TASK BRIEF. Gather from the listing below each line that includes the word "link", and copy it.

DATA FOR THE TASK.
######

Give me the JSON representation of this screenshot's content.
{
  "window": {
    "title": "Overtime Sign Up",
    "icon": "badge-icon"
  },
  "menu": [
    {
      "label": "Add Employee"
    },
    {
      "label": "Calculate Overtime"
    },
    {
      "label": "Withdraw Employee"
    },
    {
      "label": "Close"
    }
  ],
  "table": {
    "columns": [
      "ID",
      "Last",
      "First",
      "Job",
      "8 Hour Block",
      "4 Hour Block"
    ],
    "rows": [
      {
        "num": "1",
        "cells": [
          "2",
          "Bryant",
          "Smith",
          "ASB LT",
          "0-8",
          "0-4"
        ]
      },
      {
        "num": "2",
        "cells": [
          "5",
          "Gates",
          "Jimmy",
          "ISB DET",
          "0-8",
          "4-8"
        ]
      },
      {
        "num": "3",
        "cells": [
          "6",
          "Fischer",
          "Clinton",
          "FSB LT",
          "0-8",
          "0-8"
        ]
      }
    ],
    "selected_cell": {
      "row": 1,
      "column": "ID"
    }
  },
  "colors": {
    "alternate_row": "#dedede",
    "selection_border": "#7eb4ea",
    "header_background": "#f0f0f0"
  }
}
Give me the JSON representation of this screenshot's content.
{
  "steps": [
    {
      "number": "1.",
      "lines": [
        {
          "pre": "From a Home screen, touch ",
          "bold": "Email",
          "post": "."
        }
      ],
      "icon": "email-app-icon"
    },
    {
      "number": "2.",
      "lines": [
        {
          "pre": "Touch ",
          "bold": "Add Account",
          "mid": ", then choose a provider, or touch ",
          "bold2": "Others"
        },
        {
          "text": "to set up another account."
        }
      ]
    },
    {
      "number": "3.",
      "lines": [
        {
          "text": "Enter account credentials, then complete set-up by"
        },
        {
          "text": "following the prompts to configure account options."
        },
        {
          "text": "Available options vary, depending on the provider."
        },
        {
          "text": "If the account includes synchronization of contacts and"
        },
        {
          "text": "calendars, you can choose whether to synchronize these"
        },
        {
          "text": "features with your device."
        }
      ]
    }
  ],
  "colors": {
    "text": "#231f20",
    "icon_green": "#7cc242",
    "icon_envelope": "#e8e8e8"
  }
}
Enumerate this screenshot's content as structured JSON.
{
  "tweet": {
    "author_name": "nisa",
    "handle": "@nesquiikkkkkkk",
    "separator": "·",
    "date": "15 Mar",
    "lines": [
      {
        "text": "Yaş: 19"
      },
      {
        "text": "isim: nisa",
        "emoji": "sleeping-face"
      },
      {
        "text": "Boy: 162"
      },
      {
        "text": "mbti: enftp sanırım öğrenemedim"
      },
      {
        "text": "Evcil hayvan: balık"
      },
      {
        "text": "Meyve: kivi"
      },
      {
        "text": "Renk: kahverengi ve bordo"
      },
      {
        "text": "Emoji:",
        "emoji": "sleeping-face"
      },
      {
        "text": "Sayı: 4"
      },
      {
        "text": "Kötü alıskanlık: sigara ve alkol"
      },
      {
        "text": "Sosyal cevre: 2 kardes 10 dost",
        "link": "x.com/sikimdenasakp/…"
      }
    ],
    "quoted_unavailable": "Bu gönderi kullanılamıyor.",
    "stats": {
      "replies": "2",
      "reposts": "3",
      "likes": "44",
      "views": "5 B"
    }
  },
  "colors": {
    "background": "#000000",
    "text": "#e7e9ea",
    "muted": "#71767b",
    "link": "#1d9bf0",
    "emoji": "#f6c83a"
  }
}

######

RESULT.
        "link": "x.com/sikimdenasakp/…"
    "link": "#1d9bf0",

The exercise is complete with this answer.